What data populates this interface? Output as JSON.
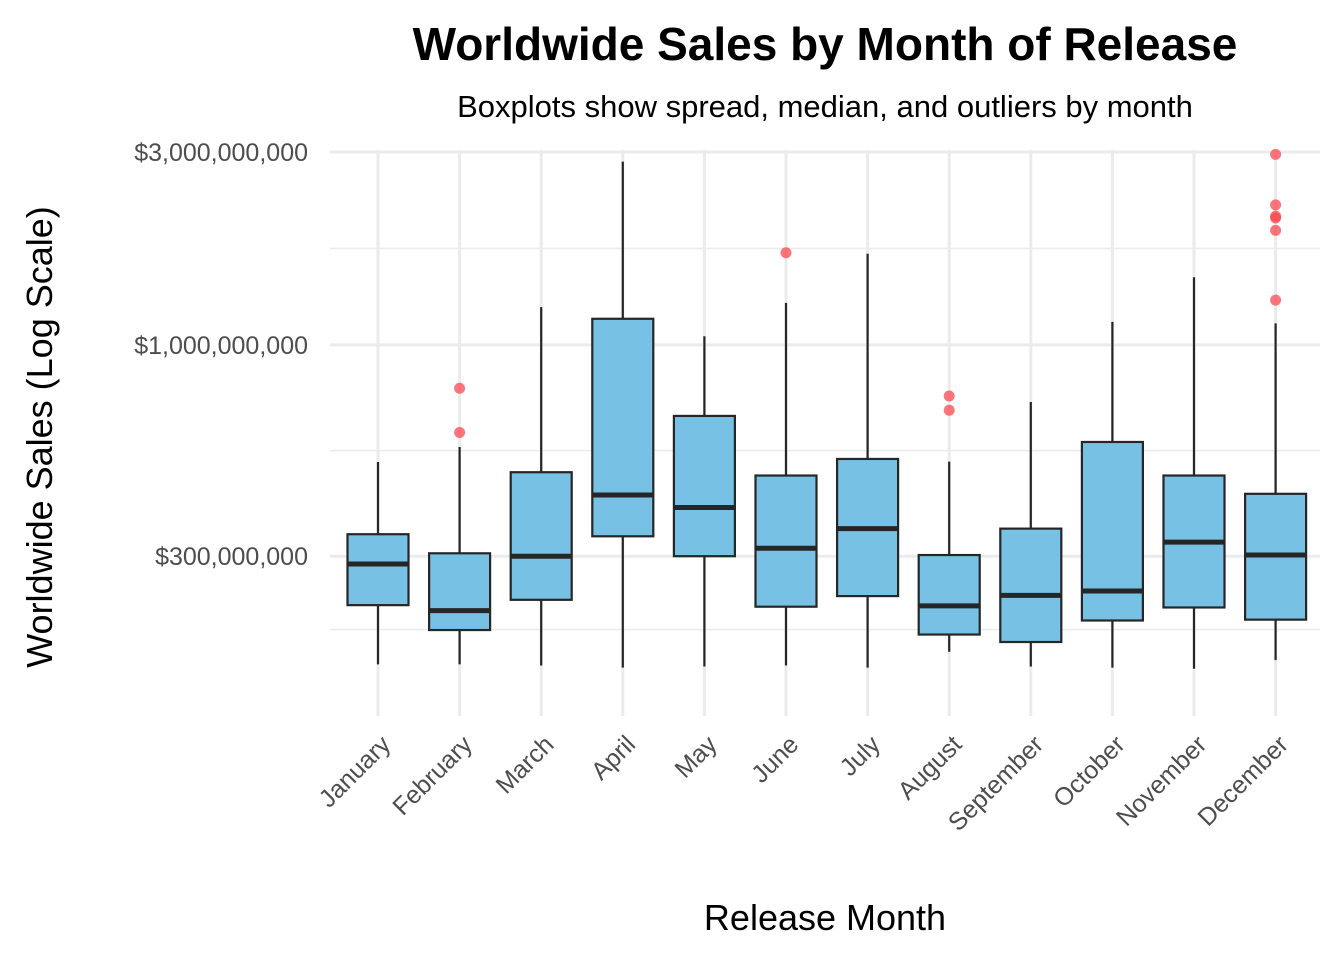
{
  "chart_data": {
    "type": "boxplot",
    "title": "Worldwide Sales by Month of Release",
    "subtitle": "Boxplots show spread, median, and outliers by month",
    "xlabel": "Release Month",
    "ylabel": "Worldwide Sales (Log Scale)",
    "y_scale": "log",
    "ylim": [
      130000000,
      3400000000
    ],
    "y_ticks": [
      300000000,
      1000000000,
      3000000000
    ],
    "y_tick_labels": [
      "$300,000,000",
      "$1,000,000,000",
      "$3,000,000,000"
    ],
    "grid": true,
    "legend": "none",
    "colors": {
      "box_fill": "#77c2e4",
      "box_stroke": "#262626",
      "outlier": "#f8484d",
      "grid": "#ebebeb"
    },
    "categories": [
      "January",
      "February",
      "March",
      "April",
      "May",
      "June",
      "July",
      "August",
      "September",
      "October",
      "November",
      "December"
    ],
    "boxes": [
      {
        "month": "January",
        "whisker_low": 162000000,
        "q1": 227000000,
        "median": 287000000,
        "q3": 340000000,
        "whisker_high": 513000000,
        "outliers": []
      },
      {
        "month": "February",
        "whisker_low": 162000000,
        "q1": 197000000,
        "median": 220000000,
        "q3": 305000000,
        "whisker_high": 559000000,
        "outliers": [
          607000000,
          781000000
        ]
      },
      {
        "month": "March",
        "whisker_low": 161000000,
        "q1": 234000000,
        "median": 300000000,
        "q3": 484000000,
        "whisker_high": 1240000000,
        "outliers": []
      },
      {
        "month": "April",
        "whisker_low": 159000000,
        "q1": 336000000,
        "median": 425000000,
        "q3": 1160000000,
        "whisker_high": 2840000000,
        "outliers": []
      },
      {
        "month": "May",
        "whisker_low": 160000000,
        "q1": 300000000,
        "median": 396000000,
        "q3": 667000000,
        "whisker_high": 1050000000,
        "outliers": []
      },
      {
        "month": "June",
        "whisker_low": 161000000,
        "q1": 225000000,
        "median": 314000000,
        "q3": 475000000,
        "whisker_high": 1270000000,
        "outliers": [
          1690000000
        ]
      },
      {
        "month": "July",
        "whisker_low": 159000000,
        "q1": 239000000,
        "median": 351000000,
        "q3": 522000000,
        "whisker_high": 1680000000,
        "outliers": []
      },
      {
        "month": "August",
        "whisker_low": 174000000,
        "q1": 192000000,
        "median": 226000000,
        "q3": 302000000,
        "whisker_high": 514000000,
        "outliers": [
          689000000,
          747000000
        ]
      },
      {
        "month": "September",
        "whisker_low": 160000000,
        "q1": 184000000,
        "median": 240000000,
        "q3": 351000000,
        "whisker_high": 722000000,
        "outliers": []
      },
      {
        "month": "October",
        "whisker_low": 159000000,
        "q1": 208000000,
        "median": 246000000,
        "q3": 575000000,
        "whisker_high": 1140000000,
        "outliers": []
      },
      {
        "month": "November",
        "whisker_low": 158000000,
        "q1": 224000000,
        "median": 325000000,
        "q3": 475000000,
        "whisker_high": 1470000000,
        "outliers": []
      },
      {
        "month": "December",
        "whisker_low": 166000000,
        "q1": 209000000,
        "median": 302000000,
        "q3": 428000000,
        "whisker_high": 1130000000,
        "outliers": [
          1290000000,
          1920000000,
          2060000000,
          2080000000,
          2220000000,
          2960000000
        ]
      }
    ]
  }
}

> **What to produce**: Transcribe the whole listing exactly. Pictures are excluded.

> **Task response**:
What data populates this interface? Output as JSON.
{
  "chart_data": {
    "type": "boxplot",
    "title": "Worldwide Sales by Month of Release",
    "subtitle": "Boxplots show spread, median, and outliers by month",
    "xlabel": "Release Month",
    "ylabel": "Worldwide Sales (Log Scale)",
    "y_scale": "log",
    "ylim": [
      130000000,
      3400000000
    ],
    "y_ticks": [
      300000000,
      1000000000,
      3000000000
    ],
    "y_tick_labels": [
      "$300,000,000",
      "$1,000,000,000",
      "$3,000,000,000"
    ],
    "grid": true,
    "legend": "none",
    "colors": {
      "box_fill": "#77c2e4",
      "box_stroke": "#262626",
      "outlier": "#f8484d",
      "grid": "#ebebeb"
    },
    "categories": [
      "January",
      "February",
      "March",
      "April",
      "May",
      "June",
      "July",
      "August",
      "September",
      "October",
      "November",
      "December"
    ],
    "boxes": [
      {
        "month": "January",
        "whisker_low": 162000000,
        "q1": 227000000,
        "median": 287000000,
        "q3": 340000000,
        "whisker_high": 513000000,
        "outliers": []
      },
      {
        "month": "February",
        "whisker_low": 162000000,
        "q1": 197000000,
        "median": 220000000,
        "q3": 305000000,
        "whisker_high": 559000000,
        "outliers": [
          607000000,
          781000000
        ]
      },
      {
        "month": "March",
        "whisker_low": 161000000,
        "q1": 234000000,
        "median": 300000000,
        "q3": 484000000,
        "whisker_high": 1240000000,
        "outliers": []
      },
      {
        "month": "April",
        "whisker_low": 159000000,
        "q1": 336000000,
        "median": 425000000,
        "q3": 1160000000,
        "whisker_high": 2840000000,
        "outliers": []
      },
      {
        "month": "May",
        "whisker_low": 160000000,
        "q1": 300000000,
        "median": 396000000,
        "q3": 667000000,
        "whisker_high": 1050000000,
        "outliers": []
      },
      {
        "month": "June",
        "whisker_low": 161000000,
        "q1": 225000000,
        "median": 314000000,
        "q3": 475000000,
        "whisker_high": 1270000000,
        "outliers": [
          1690000000
        ]
      },
      {
        "month": "July",
        "whisker_low": 159000000,
        "q1": 239000000,
        "median": 351000000,
        "q3": 522000000,
        "whisker_high": 1680000000,
        "outliers": []
      },
      {
        "month": "August",
        "whisker_low": 174000000,
        "q1": 192000000,
        "median": 226000000,
        "q3": 302000000,
        "whisker_high": 514000000,
        "outliers": [
          689000000,
          747000000
        ]
      },
      {
        "month": "September",
        "whisker_low": 160000000,
        "q1": 184000000,
        "median": 240000000,
        "q3": 351000000,
        "whisker_high": 722000000,
        "outliers": []
      },
      {
        "month": "October",
        "whisker_low": 159000000,
        "q1": 208000000,
        "median": 246000000,
        "q3": 575000000,
        "whisker_high": 1140000000,
        "outliers": []
      },
      {
        "month": "November",
        "whisker_low": 158000000,
        "q1": 224000000,
        "median": 325000000,
        "q3": 475000000,
        "whisker_high": 1470000000,
        "outliers": []
      },
      {
        "month": "December",
        "whisker_low": 166000000,
        "q1": 209000000,
        "median": 302000000,
        "q3": 428000000,
        "whisker_high": 1130000000,
        "outliers": [
          1290000000,
          1920000000,
          2060000000,
          2080000000,
          2220000000,
          2960000000
        ]
      }
    ]
  }
}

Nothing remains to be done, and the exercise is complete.